**WHAT TO WORK ON**
List, from the lines below, each one with "image" in it.

------------------------------

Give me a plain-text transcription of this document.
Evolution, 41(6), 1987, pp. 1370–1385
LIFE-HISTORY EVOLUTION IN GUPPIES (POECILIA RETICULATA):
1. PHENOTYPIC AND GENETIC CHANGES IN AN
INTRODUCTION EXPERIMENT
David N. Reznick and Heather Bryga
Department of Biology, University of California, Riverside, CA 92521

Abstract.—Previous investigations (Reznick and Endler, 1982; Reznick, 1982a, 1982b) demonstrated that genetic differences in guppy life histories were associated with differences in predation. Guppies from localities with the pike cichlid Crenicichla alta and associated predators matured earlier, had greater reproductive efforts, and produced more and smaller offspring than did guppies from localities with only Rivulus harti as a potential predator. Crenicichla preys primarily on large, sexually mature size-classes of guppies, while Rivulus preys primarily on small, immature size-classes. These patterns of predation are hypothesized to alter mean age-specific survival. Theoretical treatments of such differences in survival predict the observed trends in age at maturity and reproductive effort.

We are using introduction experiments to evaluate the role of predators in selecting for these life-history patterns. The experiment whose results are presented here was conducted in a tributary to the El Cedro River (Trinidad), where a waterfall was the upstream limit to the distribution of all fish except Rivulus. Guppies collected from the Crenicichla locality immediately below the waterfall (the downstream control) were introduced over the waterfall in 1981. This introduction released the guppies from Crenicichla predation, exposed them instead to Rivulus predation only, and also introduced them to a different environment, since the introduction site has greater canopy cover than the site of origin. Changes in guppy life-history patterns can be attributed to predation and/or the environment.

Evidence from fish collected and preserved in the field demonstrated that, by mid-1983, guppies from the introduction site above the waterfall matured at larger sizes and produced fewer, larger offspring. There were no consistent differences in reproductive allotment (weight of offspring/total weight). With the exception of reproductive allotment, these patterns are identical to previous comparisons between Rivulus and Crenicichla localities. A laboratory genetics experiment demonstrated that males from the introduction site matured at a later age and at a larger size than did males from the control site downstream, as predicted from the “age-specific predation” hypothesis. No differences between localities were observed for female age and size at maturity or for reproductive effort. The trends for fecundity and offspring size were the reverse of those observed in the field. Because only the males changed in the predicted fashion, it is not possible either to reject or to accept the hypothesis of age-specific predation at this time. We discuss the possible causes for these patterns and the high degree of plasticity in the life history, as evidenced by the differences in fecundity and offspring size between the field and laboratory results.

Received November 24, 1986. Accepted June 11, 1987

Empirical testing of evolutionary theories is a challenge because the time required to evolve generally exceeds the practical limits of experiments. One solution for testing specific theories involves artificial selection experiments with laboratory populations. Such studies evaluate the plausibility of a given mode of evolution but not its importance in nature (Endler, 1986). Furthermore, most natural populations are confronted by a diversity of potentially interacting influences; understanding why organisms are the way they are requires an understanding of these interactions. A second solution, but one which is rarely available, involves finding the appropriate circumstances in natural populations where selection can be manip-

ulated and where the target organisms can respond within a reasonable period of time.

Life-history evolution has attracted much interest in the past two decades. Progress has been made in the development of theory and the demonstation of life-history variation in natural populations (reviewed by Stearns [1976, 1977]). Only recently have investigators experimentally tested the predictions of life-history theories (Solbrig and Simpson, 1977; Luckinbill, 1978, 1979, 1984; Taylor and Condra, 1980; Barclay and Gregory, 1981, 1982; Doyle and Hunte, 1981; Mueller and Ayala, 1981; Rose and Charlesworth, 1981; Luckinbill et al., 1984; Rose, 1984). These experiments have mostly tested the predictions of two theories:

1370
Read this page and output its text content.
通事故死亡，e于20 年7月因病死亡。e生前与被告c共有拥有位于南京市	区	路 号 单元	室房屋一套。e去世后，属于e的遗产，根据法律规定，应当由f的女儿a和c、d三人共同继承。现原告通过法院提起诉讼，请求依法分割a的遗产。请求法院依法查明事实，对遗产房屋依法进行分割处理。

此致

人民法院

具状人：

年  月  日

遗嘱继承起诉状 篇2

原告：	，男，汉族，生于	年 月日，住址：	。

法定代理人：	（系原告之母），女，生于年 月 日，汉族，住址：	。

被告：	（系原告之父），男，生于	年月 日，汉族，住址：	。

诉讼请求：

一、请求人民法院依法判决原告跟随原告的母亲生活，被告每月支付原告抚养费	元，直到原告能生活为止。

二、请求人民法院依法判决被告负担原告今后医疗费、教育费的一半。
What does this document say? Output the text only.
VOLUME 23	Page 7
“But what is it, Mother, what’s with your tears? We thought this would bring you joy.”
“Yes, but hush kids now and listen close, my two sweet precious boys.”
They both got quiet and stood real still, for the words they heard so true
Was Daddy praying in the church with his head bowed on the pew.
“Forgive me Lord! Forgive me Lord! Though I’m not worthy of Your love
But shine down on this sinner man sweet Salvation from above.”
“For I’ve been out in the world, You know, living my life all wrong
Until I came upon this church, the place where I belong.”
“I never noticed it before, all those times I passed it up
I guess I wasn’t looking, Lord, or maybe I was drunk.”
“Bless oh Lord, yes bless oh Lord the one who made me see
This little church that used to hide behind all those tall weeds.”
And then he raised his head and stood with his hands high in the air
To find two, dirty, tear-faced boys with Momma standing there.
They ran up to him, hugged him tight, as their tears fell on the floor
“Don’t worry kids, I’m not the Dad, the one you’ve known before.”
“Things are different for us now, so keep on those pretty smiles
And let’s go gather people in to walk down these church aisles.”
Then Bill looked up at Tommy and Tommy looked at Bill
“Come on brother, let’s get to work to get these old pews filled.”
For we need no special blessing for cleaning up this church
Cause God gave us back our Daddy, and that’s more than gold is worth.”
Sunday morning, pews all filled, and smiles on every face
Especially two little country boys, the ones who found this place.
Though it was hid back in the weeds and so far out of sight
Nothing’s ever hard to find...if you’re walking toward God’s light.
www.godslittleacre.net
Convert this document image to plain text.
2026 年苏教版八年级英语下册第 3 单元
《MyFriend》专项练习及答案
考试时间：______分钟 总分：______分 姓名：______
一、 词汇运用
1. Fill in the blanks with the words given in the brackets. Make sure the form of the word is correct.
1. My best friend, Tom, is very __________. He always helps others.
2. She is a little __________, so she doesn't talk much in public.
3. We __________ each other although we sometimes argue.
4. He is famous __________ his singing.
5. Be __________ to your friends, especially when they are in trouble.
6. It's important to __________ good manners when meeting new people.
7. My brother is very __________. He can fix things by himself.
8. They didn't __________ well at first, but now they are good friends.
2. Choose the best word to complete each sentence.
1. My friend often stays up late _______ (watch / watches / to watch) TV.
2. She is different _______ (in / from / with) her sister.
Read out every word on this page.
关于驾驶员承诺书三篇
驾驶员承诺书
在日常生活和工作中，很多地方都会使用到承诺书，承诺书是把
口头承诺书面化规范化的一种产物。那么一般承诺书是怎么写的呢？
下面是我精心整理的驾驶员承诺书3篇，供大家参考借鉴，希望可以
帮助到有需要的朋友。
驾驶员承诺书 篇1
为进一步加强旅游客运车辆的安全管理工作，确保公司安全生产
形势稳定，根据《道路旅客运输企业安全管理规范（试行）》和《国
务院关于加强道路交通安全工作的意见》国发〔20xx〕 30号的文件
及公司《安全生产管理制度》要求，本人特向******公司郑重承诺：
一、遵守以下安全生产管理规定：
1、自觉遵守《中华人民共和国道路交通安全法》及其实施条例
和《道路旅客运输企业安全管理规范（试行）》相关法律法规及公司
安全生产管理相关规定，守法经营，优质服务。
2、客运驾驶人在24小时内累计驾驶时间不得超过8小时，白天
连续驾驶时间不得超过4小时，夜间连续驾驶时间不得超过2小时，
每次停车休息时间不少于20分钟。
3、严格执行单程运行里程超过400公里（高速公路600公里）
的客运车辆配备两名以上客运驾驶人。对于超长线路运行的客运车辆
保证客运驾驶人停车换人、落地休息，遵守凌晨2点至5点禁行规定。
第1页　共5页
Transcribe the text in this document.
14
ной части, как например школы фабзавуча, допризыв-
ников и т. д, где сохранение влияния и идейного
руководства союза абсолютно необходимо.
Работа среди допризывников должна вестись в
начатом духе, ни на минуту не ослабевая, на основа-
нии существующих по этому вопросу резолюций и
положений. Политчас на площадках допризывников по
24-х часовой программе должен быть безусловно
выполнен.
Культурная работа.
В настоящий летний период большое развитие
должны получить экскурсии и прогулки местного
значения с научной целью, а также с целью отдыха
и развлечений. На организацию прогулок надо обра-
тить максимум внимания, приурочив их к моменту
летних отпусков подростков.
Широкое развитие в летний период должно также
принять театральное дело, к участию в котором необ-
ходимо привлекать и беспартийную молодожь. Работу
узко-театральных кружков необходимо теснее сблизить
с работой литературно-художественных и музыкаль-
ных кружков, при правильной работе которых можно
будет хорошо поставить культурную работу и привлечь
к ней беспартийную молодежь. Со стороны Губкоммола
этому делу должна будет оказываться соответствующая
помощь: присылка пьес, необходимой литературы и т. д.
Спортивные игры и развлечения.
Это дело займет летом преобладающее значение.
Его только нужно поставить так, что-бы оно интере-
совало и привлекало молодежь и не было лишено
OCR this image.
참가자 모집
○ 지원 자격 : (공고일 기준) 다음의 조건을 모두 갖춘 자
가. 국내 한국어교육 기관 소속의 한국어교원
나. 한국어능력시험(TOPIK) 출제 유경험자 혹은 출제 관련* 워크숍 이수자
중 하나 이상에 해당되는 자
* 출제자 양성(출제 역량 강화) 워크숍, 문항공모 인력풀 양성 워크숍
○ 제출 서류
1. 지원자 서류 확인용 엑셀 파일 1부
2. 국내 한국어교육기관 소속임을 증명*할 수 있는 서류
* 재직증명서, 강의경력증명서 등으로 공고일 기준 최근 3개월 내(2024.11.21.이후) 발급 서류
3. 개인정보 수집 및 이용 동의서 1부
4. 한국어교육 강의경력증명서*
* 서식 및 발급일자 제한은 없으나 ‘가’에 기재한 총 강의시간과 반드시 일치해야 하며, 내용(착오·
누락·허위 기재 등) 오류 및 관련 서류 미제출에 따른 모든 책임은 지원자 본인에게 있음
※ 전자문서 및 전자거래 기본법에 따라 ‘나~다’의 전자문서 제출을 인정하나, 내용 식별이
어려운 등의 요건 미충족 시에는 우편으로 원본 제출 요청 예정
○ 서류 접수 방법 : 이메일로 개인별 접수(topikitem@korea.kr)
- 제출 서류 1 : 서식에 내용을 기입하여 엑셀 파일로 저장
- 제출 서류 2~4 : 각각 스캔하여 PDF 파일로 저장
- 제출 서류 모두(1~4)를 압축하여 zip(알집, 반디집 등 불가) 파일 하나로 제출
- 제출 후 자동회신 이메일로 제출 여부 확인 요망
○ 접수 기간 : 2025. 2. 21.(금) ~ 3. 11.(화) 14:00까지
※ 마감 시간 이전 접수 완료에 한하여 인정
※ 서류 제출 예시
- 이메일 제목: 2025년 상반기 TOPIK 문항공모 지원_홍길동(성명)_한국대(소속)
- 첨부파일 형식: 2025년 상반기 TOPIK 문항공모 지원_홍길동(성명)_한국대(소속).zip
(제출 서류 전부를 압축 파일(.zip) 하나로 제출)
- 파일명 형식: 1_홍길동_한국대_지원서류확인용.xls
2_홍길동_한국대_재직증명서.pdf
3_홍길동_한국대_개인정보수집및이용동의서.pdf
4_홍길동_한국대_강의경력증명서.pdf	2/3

------------------------------

**RIGHT ANSWER**
Convert this document image to plain text.
OCR this image.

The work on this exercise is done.